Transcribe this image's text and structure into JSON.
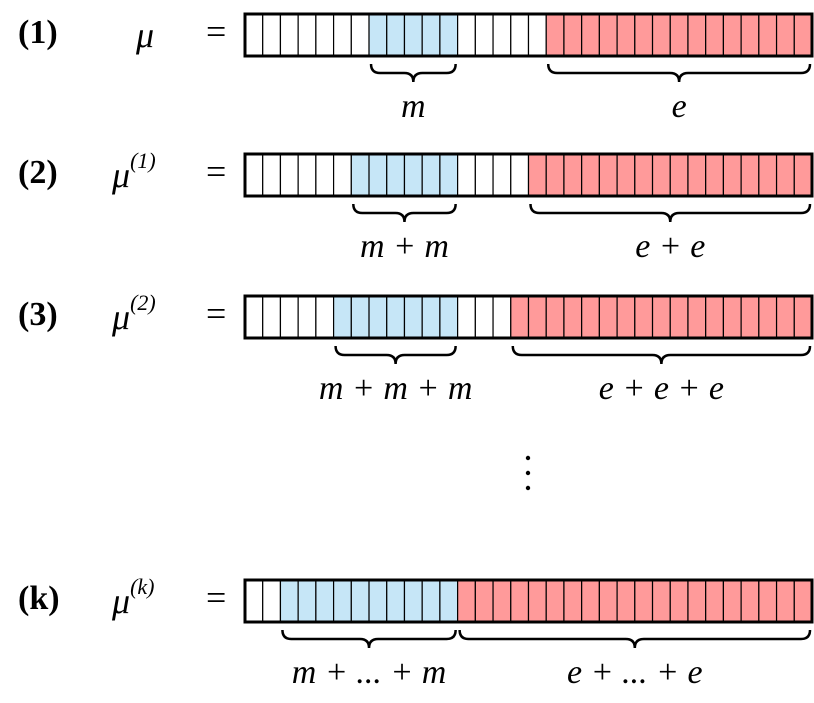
{
  "rows": [
    {
      "label": "(1)",
      "symbol": "μ",
      "sup": null,
      "equals": "=",
      "m_label": "m",
      "e_label": "e"
    },
    {
      "label": "(2)",
      "symbol": "μ",
      "sup": "(1)",
      "equals": "=",
      "m_label": "m + m",
      "e_label": "e + e"
    },
    {
      "label": "(3)",
      "symbol": "μ",
      "sup": "(2)",
      "equals": "=",
      "m_label": "m + m + m",
      "e_label": "e + e + e"
    },
    {
      "label": "(k)",
      "symbol": "μ",
      "sup": "(k)",
      "equals": "=",
      "m_label": "m + ... + m",
      "e_label": "e + ... + e"
    }
  ]
}
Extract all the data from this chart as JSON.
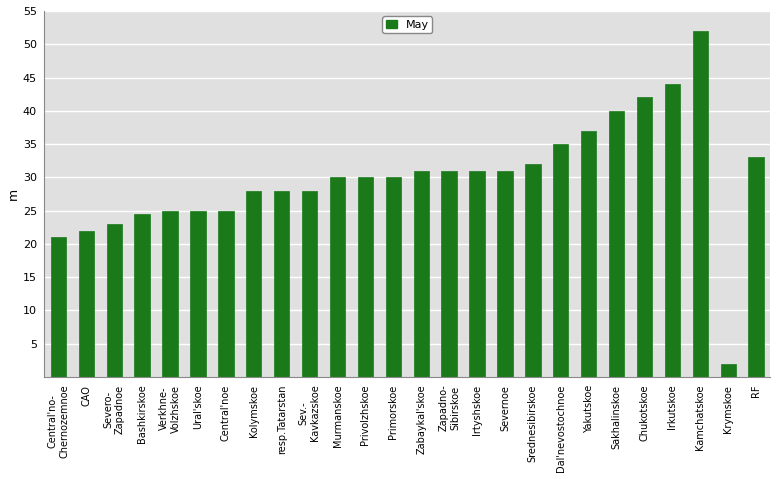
{
  "categories": [
    "Central'no-\nChernozemnoe",
    "CAO",
    "Severo-\nZapadnoe",
    "Bashkirskoe",
    "Verkhne-\nVolzhskoe",
    "Ural'skoe",
    "Central'noe",
    "Kolymskoe",
    "resp.Tatarstan",
    "Sev.-\nKavkazskoe",
    "Murmanskoe",
    "Privolzhskoe",
    "Primorskoe",
    "Zabaykal'skoe",
    "Zapadno-\nSibirskoe",
    "Irtyshskoe",
    "Severnoe",
    "Srednesibirskoe",
    "Dal'nevostochnoe",
    "Yakutskoe",
    "Sakhalinskoe",
    "Chukotskoe",
    "Irkutskoe",
    "Kamchatskoe",
    "Krymskoe",
    "RF"
  ],
  "values": [
    21,
    22,
    23,
    24.5,
    25,
    25,
    25,
    28,
    28,
    28,
    30,
    30,
    30,
    31,
    31,
    31,
    31,
    32,
    35,
    37,
    40,
    42,
    44,
    52,
    2,
    33
  ],
  "bar_color": "#1a7a1a",
  "ylabel": "m",
  "ylim": [
    0,
    55
  ],
  "yticks": [
    5,
    10,
    15,
    20,
    25,
    30,
    35,
    40,
    45,
    50,
    55
  ],
  "legend_label": "May",
  "background_color": "#e0e0e0",
  "figure_background": "#ffffff",
  "grid_color": "#ffffff",
  "bar_width": 0.55
}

───

| Exercise instructions |
List all lines above in which the string "this" appears.

| The answer |
Transcribe this image's text and structure into JSON.
Extract all the data from this chart as JSON.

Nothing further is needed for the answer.